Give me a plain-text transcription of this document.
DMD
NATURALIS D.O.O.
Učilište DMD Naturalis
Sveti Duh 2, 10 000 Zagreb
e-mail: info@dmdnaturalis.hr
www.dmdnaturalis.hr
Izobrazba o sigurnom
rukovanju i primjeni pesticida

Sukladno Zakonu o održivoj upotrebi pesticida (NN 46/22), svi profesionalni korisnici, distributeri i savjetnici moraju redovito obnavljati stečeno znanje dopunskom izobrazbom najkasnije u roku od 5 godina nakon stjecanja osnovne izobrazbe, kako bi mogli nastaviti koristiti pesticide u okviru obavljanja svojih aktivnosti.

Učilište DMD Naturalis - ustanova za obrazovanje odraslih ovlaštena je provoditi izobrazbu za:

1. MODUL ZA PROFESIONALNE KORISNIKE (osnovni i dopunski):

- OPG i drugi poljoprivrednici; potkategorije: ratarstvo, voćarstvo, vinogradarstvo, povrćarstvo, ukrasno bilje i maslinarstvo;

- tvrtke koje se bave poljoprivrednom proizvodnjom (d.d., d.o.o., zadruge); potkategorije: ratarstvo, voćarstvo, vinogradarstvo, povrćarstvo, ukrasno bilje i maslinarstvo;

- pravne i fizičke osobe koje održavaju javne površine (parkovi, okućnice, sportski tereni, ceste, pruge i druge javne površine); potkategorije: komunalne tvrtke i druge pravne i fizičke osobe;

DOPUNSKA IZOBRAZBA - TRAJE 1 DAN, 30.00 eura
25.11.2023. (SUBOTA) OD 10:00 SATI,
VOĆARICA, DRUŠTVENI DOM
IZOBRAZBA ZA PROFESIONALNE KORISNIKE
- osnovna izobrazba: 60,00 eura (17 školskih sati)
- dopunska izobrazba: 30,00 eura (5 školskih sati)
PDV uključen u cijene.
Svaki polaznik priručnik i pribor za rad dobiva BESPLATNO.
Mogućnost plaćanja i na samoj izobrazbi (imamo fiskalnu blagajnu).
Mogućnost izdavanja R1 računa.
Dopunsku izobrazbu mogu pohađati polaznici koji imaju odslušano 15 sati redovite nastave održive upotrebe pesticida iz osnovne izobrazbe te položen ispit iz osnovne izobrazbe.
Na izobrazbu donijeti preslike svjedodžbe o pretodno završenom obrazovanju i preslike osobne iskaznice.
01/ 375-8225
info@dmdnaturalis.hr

** STATED PROBLEM **
All the data must be duplicated exactly, with nothing added or removed.

** SOLUTION FOR THIS PROBLEM **
Give me a plain-text transcription of this document.
DMD
NATURALIS D.O.O.
Učilište DMD Naturalis
Sveti Duh 2, 10 000 Zagreb
e-mail: info@dmdnaturalis.hr
www.dmdnaturalis.hr
Izobrazba o sigurnom
rukovanju i primjeni pesticida

Sukladno Zakonu o održivoj upotrebi pesticida (NN 46/22), svi profesionalni korisnici, distributeri i savjetnici moraju redovito obnavljati stečeno znanje dopunskom izobrazbom najkasnije u roku od 5 godina nakon stjecanja osnovne izobrazbe, kako bi mogli nastaviti koristiti pesticide u okviru obavljanja svojih aktivnosti.

Učilište DMD Naturalis - ustanova za obrazovanje odraslih ovlaštena je provoditi izobrazbu za:

1. MODUL ZA PROFESIONALNE KORISNIKE (osnovni i dopunski):

- OPG i drugi poljoprivrednici; potkategorije: ratarstvo, voćarstvo, vinogradarstvo, povrćarstvo, ukrasno bilje i maslinarstvo;

- tvrtke koje se bave poljoprivrednom proizvodnjom (d.d., d.o.o., zadruge); potkategorije: ratarstvo, voćarstvo, vinogradarstvo, povrćarstvo, ukrasno bilje i maslinarstvo;

- pravne i fizičke osobe koje održavaju javne površine (parkovi, okućnice, sportski tereni, ceste, pruge i druge javne površine); potkategorije: komunalne tvrtke i druge pravne i fizičke osobe;

DOPUNSKA IZOBRAZBA - TRAJE 1 DAN, 30.00 eura
25.11.2023. (SUBOTA) OD 10:00 SATI,
VOĆARICA, DRUŠTVENI DOM
IZOBRAZBA ZA PROFESIONALNE KORISNIKE
- osnovna izobrazba: 60,00 eura (17 školskih sati)
- dopunska izobrazba: 30,00 eura (5 školskih sati)
PDV uključen u cijene.
Svaki polaznik priručnik i pribor za rad dobiva BESPLATNO.
Mogućnost plaćanja i na samoj izobrazbi (imamo fiskalnu blagajnu).
Mogućnost izdavanja R1 računa.
Dopunsku izobrazbu mogu pohađati polaznici koji imaju odslušano 15 sati redovite nastave održive upotrebe pesticida iz osnovne izobrazbe te položen ispit iz osnovne izobrazbe.
Na izobrazbu donijeti preslike svjedodžbe o pretodno završenom obrazovanju i preslike osobne iskaznice.
01/ 375-8225
info@dmdnaturalis.hr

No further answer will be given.